WHAT THE TASK ASKS - Word for word, give the material below again, minus any images.

LISTING -
►

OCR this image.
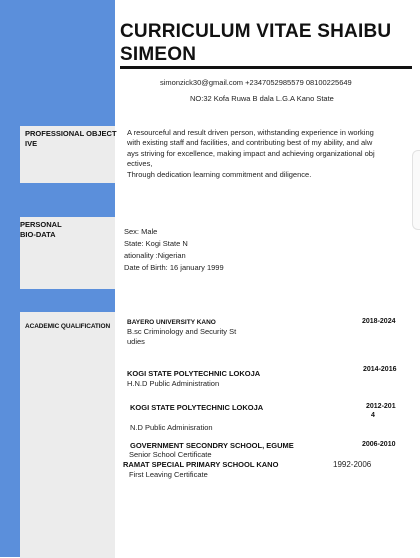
PROFESSIONAL OBJECT
IVE
PERSONAL
BIO-DATA
ACADEMIC QUALIFICATION
CURRICULUM VITAE SHAIBU SIMEON
simonzick30@gmail.com +2347052985579 08100225649
NO:32 Kofa Ruwa B dala L.G.A Kano State
A resourceful and result driven person, withstanding experience in working
with existing staff and facilities, and contributing best of my ability, and alw
ays striving for excellence, making impact and achieving organizational obj
ectives,
Through dedication learning commitment and diligence.
Sex: Male
State: Kogi State N
ationality :Nigerian
Date of Birth: 16 january 1999
BAYERO UNIVERSITY KANO
B.sc Criminology and Security St
udies
2018-2024
KOGI STATE POLYTECHNIC LOKOJA
H.N.D Public Administration
2014-2016
KOGI STATE POLYTECHNIC LOKOJA
N.D Public Adminisration
2012-201
4
GOVERNMENT SECONDRY SCHOOL, EGUME
Senior School Certificate
2006-2010
RAMAT SPECIAL PRIMARY SCHOOL KANO
First Leaving Certificate
1992-2006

◄

THE OUTPUT -
OCR this image.
PROFESSIONAL OBJECT
IVE
PERSONAL
BIO-DATA
ACADEMIC QUALIFICATION
CURRICULUM VITAE SHAIBU SIMEON
simonzick30@gmail.com +2347052985579 08100225649
NO:32 Kofa Ruwa B dala L.G.A Kano State
A resourceful and result driven person, withstanding experience in working
with existing staff and facilities, and contributing best of my ability, and alw
ays striving for excellence, making impact and achieving organizational obj
ectives,
Through dedication learning commitment and diligence.
Sex: Male
State: Kogi State N
ationality :Nigerian
Date of Birth: 16 january 1999
BAYERO UNIVERSITY KANO
B.sc Criminology and Security St
udies
2018-2024
KOGI STATE POLYTECHNIC LOKOJA
H.N.D Public Administration
2014-2016
KOGI STATE POLYTECHNIC LOKOJA
N.D Public Adminisration
2012-201
4
GOVERNMENT SECONDRY SCHOOL, EGUME
Senior School Certificate
2006-2010
RAMAT SPECIAL PRIMARY SCHOOL KANO
First Leaving Certificate
1992-2006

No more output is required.